- _Task prompt_:
Return each line of the records holding the string "name".
Start of Listing
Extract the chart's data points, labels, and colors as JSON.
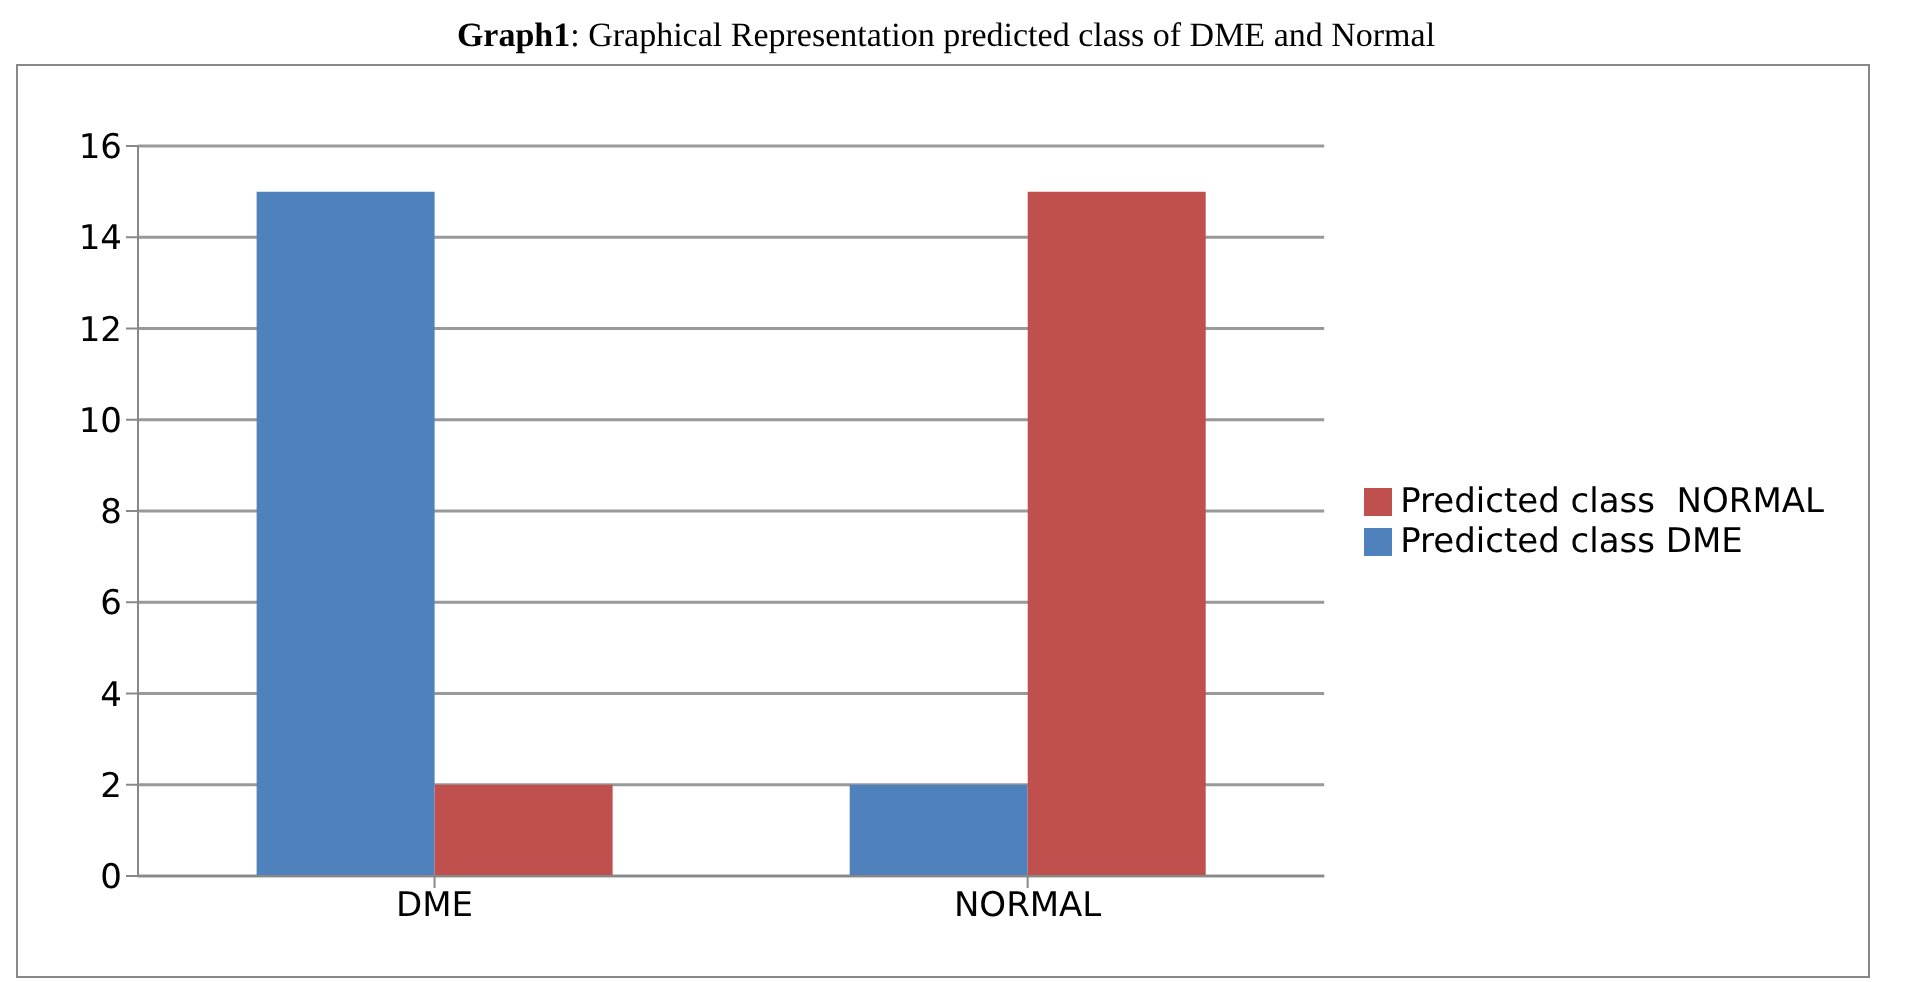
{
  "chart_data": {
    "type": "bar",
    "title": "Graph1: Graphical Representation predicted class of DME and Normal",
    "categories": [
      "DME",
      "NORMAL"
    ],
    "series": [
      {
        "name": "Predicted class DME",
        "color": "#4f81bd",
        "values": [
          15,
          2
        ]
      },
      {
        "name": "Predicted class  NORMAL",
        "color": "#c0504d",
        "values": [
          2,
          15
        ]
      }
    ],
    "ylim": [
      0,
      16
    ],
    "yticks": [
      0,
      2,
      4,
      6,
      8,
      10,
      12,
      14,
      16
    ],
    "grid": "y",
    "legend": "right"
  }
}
End of Listing
Start of Listing
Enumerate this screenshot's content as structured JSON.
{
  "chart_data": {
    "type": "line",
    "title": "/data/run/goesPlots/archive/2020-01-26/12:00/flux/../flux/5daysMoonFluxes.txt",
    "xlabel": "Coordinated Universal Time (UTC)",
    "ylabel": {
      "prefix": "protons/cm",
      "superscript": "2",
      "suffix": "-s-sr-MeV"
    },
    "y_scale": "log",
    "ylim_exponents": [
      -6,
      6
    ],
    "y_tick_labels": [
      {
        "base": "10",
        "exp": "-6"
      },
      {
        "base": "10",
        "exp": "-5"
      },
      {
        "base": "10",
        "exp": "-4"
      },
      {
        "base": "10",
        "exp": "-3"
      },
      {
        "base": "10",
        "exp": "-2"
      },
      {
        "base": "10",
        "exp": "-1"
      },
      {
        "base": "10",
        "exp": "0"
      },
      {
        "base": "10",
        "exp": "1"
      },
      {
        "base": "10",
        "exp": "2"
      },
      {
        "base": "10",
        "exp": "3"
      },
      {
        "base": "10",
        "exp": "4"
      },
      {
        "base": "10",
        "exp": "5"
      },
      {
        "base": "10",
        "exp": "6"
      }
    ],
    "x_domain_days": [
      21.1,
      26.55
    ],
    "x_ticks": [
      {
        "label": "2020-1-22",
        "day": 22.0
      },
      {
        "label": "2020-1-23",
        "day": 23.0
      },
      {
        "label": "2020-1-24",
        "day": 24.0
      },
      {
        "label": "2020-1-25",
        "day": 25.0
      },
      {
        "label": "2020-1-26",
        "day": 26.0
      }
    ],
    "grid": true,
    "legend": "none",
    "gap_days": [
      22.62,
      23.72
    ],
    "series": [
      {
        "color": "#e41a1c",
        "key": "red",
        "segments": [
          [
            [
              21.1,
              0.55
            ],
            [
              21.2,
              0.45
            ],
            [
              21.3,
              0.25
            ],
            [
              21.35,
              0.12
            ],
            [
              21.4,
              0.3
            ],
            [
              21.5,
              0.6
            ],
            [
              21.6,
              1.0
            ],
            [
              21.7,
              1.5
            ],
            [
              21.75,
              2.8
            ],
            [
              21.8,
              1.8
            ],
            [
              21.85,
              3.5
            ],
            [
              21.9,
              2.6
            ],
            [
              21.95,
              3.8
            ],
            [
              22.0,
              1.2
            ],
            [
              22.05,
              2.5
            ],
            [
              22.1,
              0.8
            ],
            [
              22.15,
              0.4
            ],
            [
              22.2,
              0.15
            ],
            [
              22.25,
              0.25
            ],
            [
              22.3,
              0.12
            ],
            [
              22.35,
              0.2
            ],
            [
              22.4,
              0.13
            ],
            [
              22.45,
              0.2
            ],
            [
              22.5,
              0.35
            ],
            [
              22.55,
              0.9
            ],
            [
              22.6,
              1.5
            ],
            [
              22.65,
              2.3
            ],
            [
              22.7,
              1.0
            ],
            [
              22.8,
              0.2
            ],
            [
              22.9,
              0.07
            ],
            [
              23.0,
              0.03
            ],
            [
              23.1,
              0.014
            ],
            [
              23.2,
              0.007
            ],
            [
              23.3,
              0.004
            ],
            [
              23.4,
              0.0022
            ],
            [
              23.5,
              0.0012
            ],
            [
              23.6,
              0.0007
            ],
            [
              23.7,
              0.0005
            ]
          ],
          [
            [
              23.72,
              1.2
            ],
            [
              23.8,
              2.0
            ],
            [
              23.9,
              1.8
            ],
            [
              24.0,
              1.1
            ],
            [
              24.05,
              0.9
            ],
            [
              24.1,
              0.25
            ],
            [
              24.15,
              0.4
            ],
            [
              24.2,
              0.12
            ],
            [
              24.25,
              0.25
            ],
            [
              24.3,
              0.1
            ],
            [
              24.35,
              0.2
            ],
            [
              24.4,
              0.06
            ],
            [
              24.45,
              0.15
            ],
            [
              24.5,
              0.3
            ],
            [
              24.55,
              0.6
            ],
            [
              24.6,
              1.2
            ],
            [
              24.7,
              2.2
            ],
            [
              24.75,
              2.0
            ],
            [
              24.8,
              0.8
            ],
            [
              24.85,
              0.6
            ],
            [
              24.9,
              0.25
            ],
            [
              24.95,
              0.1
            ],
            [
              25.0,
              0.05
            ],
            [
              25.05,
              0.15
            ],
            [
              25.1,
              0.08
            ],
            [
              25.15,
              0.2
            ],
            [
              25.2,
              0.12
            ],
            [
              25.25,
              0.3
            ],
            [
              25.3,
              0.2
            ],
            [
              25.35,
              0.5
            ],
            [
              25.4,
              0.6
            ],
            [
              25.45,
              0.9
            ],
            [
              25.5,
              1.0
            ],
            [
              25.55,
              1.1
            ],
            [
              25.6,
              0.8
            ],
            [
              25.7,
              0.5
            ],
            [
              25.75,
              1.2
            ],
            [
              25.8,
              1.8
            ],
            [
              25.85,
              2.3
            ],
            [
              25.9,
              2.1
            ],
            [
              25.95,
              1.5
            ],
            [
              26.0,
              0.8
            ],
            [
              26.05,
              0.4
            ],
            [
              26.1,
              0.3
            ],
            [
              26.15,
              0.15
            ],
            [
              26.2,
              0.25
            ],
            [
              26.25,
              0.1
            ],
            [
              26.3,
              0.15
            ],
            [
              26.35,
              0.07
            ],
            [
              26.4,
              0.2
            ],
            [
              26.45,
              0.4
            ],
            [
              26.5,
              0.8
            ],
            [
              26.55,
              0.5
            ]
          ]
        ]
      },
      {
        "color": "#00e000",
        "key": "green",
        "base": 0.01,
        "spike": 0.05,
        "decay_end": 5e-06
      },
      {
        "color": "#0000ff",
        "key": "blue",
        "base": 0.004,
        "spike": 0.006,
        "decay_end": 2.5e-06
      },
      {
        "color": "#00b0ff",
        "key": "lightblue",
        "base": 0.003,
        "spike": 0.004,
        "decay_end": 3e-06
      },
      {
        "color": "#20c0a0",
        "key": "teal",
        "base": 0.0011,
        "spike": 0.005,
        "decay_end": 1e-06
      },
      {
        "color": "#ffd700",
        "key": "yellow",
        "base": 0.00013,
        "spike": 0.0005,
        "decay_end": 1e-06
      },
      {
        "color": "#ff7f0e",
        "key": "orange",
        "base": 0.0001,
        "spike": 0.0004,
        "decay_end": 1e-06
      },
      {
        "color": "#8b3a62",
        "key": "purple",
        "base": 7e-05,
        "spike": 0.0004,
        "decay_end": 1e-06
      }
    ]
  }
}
End of Listing
- _Exercise result_:
        "name": "Predicted class DME",
        "name": "Predicted class  NORMAL",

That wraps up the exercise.